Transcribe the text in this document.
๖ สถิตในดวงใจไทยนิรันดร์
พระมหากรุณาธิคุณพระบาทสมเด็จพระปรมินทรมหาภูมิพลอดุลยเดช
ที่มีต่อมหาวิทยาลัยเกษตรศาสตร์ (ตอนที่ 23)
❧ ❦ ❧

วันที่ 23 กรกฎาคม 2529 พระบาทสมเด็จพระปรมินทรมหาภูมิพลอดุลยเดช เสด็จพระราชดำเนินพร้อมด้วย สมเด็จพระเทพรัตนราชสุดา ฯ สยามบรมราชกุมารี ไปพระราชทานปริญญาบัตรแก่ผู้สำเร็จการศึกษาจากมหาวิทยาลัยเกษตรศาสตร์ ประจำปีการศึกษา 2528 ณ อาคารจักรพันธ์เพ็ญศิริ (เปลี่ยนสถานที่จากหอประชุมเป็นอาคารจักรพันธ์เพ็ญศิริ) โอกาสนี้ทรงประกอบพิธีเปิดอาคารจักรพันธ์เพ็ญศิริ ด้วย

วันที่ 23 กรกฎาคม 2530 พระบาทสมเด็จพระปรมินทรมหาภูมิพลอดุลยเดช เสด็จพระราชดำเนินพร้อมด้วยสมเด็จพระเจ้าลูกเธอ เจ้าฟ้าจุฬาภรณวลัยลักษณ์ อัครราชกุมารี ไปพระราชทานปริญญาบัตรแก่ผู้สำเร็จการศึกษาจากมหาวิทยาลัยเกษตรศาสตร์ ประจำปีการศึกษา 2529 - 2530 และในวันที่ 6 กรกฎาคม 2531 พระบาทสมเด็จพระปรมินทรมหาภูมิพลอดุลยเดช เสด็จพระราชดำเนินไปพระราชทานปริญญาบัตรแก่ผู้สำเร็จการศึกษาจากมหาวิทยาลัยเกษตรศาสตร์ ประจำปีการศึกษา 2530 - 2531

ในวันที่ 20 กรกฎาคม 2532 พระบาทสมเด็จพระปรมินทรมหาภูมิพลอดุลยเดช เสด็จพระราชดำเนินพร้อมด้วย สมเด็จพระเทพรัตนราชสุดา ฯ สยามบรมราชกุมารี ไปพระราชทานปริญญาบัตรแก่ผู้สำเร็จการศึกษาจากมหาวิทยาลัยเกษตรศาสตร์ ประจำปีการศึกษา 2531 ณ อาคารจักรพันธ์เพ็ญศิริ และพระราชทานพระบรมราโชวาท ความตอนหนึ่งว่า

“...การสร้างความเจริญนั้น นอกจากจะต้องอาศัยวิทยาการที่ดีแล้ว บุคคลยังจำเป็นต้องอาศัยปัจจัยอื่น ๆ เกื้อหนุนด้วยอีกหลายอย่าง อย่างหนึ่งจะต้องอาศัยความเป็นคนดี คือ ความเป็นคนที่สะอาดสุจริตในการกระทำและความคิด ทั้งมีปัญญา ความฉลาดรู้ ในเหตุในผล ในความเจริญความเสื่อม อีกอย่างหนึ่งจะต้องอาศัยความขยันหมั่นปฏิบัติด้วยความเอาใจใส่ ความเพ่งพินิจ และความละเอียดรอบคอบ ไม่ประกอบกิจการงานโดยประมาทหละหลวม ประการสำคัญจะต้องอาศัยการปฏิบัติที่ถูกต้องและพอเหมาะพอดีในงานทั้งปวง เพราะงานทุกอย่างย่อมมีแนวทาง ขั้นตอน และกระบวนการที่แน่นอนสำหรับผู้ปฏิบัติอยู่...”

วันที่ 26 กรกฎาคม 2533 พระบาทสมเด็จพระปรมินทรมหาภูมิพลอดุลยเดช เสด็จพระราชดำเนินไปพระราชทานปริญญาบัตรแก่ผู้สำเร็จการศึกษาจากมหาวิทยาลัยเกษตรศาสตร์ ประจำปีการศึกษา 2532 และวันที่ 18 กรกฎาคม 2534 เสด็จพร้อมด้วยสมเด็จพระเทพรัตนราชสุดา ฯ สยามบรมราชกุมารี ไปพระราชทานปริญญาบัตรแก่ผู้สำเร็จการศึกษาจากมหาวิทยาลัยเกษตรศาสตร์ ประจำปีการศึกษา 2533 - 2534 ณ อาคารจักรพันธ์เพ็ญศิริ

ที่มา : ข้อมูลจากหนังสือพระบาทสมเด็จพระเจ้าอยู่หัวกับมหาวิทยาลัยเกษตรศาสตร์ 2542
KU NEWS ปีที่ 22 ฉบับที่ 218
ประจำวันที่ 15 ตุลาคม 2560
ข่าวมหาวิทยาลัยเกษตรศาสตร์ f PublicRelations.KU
⁂
**Exercise directions:** Working from the listing above, pick out every line that has "จพระราชดำเน" and copy it.

**Exercise output:**
วันที่ 23 กรกฎาคม 2529 พระบาทสมเด็จพระปรมินทรมหาภูมิพลอดุลยเดช เสด็จพระราชดำเนินพร้อมด้วย สมเด็จพระเทพรัตนราชสุดา ฯ สยามบรมราชกุมารี ไปพระราชทานปริญญาบัตรแก่ผู้สำเร็จการศึกษาจากมหาวิทยาลัยเกษตรศาสตร์ ประจำปีการศึกษา 2528 ณ อาคารจักรพันธ์เพ็ญศิริ (เปลี่ยนสถานที่จากหอประชุมเป็นอาคารจักรพันธ์เพ็ญศิริ) โอกาสนี้ทรงประกอบพิธีเปิดอาคารจักรพันธ์เพ็ญศิริ ด้วย
วันที่ 23 กรกฎาคม 2530 พระบาทสมเด็จพระปรมินทรมหาภูมิพลอดุลยเดช เสด็จพระราชดำเนินพร้อมด้วยสมเด็จพระเจ้าลูกเธอ เจ้าฟ้าจุฬาภรณวลัยลักษณ์ อัครราชกุมารี ไปพระราชทานปริญญาบัตรแก่ผู้สำเร็จการศึกษาจากมหาวิทยาลัยเกษตรศาสตร์ ประจำปีการศึกษา 2529 - 2530 และในวันที่ 6 กรกฎาคม 2531 พระบาทสมเด็จพระปรมินทรมหาภูมิพลอดุลยเดช เสด็จพระราชดำเนินไปพระราชทานปริญญาบัตรแก่ผู้สำเร็จการศึกษาจากมหาวิทยาลัยเกษตรศาสตร์ ประจำปีการศึกษา 2530 - 2531
ในวันที่ 20 กรกฎาคม 2532 พระบาทสมเด็จพระปรมินทรมหาภูมิพลอดุลยเดช เสด็จพระราชดำเนินพร้อมด้วย สมเด็จพระเทพรัตนราชสุดา ฯ สยามบรมราชกุมารี ไปพระราชทานปริญญาบัตรแก่ผู้สำเร็จการศึกษาจากมหาวิทยาลัยเกษตรศาสตร์ ประจำปีการศึกษา 2531 ณ อาคารจักรพันธ์เพ็ญศิริ และพระราชทานพระบรมราโชวาท ความตอนหนึ่งว่า
วันที่ 26 กรกฎาคม 2533 พระบาทสมเด็จพระปรมินทรมหาภูมิพลอดุลยเดช เสด็จพระราชดำเนินไปพระราชทานปริญญาบัตรแก่ผู้สำเร็จการศึกษาจากมหาวิทยาลัยเกษตรศาสตร์ ประจำปีการศึกษา 2532 และวันที่ 18 กรกฎาคม 2534 เสด็จพร้อมด้วยสมเด็จพระเทพรัตนราชสุดา ฯ สยามบรมราชกุมารี ไปพระราชทานปริญญาบัตรแก่ผู้สำเร็จการศึกษาจากมหาวิทยาลัยเกษตรศาสตร์ ประจำปีการศึกษา 2533 - 2534 ณ อาคารจักรพันธ์เพ็ญศิริ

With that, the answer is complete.